#### Instructions for the task:
Sift the material for lines containing "sweep", and return them.

#### Available data:
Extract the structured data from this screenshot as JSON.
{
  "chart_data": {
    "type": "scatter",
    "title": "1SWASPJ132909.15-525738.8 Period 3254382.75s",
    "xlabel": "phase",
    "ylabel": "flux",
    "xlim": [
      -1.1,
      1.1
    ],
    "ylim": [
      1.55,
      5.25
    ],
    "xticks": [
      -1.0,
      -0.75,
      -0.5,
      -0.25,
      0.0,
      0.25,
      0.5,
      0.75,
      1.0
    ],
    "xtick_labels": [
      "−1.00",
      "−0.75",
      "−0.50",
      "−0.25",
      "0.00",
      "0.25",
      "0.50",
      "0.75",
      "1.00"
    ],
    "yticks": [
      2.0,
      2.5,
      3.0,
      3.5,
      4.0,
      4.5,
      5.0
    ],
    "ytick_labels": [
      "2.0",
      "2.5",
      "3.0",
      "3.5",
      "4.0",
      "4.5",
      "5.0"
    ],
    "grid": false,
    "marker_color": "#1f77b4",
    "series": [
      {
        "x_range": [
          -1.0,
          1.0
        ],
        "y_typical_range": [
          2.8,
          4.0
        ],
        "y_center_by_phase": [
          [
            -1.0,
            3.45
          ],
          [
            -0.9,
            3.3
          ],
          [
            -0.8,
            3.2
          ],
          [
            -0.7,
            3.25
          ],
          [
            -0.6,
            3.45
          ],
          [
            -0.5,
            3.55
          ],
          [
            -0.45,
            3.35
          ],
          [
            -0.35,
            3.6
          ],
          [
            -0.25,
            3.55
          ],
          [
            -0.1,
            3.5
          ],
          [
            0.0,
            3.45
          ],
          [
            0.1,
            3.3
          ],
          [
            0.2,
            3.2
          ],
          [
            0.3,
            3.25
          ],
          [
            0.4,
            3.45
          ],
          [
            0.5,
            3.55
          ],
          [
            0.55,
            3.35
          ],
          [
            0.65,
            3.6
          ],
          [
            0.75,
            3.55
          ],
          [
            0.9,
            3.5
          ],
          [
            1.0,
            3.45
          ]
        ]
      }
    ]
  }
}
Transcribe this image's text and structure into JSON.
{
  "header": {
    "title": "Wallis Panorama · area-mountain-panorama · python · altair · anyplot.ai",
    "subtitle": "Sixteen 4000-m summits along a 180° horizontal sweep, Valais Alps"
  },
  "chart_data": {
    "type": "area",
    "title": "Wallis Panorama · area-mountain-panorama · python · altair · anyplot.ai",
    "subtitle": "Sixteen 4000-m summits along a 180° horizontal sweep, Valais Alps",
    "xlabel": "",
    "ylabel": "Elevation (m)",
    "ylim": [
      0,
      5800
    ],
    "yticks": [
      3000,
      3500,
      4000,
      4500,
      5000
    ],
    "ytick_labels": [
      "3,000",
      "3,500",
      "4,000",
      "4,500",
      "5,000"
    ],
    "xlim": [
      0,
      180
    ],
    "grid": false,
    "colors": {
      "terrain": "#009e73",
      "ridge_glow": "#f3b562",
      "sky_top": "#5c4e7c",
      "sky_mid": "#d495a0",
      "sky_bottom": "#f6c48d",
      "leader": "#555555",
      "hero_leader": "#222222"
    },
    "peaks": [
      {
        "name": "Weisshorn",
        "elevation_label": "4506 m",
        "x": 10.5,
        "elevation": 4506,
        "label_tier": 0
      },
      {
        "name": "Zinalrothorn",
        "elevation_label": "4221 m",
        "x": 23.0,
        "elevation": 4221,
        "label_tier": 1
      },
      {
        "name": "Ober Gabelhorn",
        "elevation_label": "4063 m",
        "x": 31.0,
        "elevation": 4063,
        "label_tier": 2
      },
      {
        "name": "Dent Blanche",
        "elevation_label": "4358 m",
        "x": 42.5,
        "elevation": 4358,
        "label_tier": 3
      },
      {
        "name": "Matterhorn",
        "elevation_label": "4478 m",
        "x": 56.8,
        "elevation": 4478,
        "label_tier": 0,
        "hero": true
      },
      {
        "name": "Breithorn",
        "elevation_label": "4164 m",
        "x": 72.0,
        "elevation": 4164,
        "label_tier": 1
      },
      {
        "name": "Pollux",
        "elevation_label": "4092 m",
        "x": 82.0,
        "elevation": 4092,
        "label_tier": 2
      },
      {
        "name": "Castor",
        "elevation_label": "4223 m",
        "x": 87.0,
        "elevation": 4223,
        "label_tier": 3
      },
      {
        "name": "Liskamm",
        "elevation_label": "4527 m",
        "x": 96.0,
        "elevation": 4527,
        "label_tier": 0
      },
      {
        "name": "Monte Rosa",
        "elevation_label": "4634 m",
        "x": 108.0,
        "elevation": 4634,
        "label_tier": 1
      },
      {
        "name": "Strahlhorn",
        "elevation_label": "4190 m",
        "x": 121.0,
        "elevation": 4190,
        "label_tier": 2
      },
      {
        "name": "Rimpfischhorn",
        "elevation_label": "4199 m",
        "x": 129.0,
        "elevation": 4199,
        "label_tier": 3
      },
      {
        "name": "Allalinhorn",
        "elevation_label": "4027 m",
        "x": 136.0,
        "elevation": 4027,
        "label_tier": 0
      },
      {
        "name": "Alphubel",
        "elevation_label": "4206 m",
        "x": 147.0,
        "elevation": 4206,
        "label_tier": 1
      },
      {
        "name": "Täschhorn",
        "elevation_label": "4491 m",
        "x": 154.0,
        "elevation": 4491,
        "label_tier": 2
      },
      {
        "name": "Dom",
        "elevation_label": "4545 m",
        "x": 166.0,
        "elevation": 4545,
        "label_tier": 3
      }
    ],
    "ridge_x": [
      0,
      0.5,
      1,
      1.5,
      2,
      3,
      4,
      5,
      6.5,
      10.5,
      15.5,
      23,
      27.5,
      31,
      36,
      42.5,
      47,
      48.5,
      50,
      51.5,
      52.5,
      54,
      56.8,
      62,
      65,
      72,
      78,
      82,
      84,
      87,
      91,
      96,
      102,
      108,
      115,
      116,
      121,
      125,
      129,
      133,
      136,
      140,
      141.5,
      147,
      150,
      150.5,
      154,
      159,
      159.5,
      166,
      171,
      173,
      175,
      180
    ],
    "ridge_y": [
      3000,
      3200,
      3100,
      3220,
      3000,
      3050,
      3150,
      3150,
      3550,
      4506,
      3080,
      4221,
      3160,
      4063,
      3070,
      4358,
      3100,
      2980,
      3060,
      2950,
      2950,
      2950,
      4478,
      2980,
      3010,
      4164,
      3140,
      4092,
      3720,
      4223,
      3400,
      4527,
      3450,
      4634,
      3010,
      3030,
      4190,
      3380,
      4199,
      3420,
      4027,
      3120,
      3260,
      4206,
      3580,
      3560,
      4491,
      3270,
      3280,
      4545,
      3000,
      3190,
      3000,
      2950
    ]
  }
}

#### Output:
    "subtitle": "Sixteen 4000-m summits along a 180° horizontal sweep, Valais Alps"
    "subtitle": "Sixteen 4000-m summits along a 180° horizontal sweep, Valais Alps",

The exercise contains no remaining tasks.